Records excerpted from a collection:
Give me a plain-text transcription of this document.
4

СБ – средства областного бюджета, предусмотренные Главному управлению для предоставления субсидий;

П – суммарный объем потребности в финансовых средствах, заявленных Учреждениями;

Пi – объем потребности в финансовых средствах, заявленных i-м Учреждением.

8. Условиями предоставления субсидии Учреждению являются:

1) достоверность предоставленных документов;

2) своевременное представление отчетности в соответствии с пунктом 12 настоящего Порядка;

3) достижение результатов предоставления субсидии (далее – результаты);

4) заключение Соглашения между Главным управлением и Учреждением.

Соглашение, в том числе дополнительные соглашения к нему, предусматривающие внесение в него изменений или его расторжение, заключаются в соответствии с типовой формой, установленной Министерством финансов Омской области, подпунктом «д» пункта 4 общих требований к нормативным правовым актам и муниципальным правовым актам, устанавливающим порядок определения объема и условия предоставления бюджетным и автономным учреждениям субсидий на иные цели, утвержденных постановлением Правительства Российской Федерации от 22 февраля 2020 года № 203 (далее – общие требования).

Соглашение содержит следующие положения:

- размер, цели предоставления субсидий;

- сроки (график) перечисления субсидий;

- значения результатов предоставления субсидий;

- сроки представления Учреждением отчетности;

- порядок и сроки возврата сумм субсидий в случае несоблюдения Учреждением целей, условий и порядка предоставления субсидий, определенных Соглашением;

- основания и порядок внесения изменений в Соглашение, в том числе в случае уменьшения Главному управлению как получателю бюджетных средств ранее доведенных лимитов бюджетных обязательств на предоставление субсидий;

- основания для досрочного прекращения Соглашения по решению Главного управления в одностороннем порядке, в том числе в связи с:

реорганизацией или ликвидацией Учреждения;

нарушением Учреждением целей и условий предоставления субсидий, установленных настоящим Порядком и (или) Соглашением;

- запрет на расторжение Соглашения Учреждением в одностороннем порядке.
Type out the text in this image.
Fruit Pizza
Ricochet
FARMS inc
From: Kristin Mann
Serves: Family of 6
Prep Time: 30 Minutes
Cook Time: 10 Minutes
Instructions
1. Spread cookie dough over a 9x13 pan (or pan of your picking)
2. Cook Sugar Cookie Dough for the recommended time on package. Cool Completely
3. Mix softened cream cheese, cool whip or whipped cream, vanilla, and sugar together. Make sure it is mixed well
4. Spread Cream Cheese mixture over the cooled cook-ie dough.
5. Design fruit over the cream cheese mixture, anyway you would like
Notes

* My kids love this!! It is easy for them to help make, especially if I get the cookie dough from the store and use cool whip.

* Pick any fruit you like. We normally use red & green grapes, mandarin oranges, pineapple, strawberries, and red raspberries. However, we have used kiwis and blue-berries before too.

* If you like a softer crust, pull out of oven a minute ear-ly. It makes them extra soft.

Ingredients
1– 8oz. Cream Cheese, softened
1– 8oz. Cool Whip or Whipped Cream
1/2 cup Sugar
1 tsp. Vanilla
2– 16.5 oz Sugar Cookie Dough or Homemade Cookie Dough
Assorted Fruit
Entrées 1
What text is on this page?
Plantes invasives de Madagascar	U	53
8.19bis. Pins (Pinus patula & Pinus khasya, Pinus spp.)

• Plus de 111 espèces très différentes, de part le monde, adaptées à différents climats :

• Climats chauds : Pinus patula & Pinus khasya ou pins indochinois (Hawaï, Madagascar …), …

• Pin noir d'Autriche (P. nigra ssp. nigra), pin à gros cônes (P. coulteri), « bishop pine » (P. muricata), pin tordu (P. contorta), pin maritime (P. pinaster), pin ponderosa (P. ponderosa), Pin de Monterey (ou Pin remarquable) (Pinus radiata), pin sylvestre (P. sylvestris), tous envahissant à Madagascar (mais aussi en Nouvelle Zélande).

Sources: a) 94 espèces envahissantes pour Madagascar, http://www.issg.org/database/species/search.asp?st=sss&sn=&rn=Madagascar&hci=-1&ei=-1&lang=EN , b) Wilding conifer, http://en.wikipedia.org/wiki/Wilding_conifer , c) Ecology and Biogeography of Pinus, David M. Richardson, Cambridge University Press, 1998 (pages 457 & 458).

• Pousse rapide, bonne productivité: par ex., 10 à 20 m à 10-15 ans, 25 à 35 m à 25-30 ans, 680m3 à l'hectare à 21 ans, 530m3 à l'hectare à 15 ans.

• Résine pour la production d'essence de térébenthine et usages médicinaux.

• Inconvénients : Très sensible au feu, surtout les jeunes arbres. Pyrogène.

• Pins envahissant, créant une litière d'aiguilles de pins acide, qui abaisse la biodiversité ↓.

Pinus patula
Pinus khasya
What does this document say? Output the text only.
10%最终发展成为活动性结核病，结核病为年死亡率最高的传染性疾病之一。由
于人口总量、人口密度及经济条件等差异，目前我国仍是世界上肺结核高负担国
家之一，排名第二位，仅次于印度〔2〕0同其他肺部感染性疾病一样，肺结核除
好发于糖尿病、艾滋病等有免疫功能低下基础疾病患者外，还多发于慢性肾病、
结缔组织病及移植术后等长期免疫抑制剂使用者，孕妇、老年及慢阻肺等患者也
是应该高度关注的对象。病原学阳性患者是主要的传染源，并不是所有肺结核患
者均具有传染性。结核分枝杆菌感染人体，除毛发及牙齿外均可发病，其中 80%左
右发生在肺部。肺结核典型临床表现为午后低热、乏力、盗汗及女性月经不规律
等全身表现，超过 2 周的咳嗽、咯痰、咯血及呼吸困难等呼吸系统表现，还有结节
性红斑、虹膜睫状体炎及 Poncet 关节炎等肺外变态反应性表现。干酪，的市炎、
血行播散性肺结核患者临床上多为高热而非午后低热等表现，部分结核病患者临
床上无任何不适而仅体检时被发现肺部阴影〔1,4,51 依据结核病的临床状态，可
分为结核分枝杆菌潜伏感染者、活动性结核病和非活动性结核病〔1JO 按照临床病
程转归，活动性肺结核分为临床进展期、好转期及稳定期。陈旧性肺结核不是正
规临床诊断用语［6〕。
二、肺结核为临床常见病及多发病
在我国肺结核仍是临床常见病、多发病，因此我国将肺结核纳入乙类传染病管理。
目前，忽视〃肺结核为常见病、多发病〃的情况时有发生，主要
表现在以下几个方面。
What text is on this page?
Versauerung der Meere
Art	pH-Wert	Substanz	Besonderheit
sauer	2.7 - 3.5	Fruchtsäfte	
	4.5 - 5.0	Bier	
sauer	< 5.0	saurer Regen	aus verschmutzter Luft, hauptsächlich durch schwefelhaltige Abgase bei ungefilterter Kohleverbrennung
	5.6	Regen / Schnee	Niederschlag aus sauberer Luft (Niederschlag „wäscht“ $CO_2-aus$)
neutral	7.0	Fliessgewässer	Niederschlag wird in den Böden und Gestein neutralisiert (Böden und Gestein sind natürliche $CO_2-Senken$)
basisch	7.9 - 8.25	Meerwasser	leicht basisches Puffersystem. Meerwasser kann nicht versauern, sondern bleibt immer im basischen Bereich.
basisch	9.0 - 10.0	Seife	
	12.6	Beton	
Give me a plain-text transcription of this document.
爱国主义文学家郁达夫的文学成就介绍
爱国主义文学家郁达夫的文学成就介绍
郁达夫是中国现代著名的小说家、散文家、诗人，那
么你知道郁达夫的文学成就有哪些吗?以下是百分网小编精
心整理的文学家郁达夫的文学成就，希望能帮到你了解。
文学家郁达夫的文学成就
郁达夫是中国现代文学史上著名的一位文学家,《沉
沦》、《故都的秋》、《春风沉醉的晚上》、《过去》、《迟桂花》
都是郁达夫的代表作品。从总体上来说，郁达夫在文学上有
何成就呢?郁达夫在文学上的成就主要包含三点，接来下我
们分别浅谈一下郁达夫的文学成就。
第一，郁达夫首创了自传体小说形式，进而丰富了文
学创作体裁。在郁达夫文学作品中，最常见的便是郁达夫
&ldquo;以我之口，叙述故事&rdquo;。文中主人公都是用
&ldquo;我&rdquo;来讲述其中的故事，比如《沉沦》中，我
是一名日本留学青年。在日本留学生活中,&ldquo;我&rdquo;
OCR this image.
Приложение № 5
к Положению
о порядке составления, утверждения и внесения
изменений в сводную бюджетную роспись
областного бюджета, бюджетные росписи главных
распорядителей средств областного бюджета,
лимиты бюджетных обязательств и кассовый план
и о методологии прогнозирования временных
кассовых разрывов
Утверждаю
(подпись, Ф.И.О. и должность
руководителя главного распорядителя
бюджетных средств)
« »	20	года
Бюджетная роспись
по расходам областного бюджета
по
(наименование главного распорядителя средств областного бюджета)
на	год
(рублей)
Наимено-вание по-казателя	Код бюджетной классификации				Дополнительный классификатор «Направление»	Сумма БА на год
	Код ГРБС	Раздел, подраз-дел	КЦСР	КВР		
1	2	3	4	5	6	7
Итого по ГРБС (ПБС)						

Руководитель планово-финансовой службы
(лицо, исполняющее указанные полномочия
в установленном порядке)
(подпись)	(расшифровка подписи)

Your objective –
List every line from the entries above in which "распорядителя" appears.

Task answer –
руководителя главного распорядителя
(наименование главного распорядителя средств областного бюджета)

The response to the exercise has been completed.